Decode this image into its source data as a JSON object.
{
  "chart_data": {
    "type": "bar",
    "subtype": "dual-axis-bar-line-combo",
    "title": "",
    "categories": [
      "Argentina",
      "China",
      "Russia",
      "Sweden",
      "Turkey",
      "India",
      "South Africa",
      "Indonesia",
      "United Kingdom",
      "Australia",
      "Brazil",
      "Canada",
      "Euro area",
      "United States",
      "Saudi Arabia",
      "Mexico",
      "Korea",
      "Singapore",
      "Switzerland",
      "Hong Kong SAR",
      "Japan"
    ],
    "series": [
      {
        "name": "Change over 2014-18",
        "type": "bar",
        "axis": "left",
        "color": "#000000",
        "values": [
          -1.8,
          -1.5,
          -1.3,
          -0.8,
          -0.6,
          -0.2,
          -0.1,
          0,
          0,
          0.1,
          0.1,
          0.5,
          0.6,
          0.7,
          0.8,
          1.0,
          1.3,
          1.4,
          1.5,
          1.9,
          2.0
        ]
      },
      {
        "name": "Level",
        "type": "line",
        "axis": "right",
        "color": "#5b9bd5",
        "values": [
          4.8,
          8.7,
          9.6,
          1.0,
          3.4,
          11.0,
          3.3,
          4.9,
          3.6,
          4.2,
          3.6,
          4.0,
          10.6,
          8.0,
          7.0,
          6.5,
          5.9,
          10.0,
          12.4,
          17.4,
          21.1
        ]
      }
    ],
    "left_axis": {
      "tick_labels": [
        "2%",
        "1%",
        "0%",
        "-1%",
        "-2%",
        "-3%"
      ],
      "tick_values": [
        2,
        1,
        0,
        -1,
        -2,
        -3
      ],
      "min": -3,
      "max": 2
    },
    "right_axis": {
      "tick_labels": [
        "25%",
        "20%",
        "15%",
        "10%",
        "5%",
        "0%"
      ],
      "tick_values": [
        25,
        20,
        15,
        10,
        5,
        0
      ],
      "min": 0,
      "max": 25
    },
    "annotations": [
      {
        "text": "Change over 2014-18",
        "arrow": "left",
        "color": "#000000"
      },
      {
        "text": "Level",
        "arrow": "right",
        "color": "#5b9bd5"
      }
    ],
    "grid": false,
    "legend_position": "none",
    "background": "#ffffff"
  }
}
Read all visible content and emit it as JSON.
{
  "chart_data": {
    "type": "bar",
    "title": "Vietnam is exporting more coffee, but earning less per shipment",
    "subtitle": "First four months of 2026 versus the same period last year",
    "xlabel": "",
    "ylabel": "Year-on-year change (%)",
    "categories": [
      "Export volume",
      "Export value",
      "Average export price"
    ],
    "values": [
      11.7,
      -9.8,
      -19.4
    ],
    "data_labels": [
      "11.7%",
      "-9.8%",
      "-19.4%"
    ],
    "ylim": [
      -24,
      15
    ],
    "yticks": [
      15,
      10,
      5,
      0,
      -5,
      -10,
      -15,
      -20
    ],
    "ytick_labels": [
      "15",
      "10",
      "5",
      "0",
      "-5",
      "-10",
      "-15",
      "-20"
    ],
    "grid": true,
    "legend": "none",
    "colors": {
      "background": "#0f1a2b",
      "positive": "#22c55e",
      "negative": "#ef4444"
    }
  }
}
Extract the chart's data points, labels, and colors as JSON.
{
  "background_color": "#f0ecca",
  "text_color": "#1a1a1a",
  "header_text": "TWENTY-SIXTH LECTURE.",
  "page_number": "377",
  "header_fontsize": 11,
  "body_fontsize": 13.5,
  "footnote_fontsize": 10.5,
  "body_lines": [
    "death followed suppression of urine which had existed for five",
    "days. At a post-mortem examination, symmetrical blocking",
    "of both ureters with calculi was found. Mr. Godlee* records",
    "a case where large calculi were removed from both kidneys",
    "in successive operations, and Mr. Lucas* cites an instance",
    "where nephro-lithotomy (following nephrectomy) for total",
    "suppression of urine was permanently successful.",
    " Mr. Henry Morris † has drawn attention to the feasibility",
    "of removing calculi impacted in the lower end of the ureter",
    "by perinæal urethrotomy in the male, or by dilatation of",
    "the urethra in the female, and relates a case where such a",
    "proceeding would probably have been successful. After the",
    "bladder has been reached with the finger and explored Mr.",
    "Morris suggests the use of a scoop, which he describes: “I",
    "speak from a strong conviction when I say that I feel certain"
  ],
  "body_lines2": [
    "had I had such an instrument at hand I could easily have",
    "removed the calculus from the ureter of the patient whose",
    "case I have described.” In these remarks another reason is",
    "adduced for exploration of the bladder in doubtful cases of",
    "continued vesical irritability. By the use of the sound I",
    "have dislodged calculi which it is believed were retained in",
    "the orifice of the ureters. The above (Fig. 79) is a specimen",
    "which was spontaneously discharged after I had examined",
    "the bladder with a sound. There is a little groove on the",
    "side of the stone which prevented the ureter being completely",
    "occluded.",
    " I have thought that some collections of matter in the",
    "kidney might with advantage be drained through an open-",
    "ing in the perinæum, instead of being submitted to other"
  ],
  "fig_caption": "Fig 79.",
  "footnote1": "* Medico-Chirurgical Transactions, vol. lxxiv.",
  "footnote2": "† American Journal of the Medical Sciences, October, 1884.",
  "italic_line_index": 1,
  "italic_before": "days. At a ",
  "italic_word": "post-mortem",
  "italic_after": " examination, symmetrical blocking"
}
-*-*-
YOUR GOAL → How many lines of the data contain the word "removed"? Answer with the number alone.

CORRECT RESULT → 2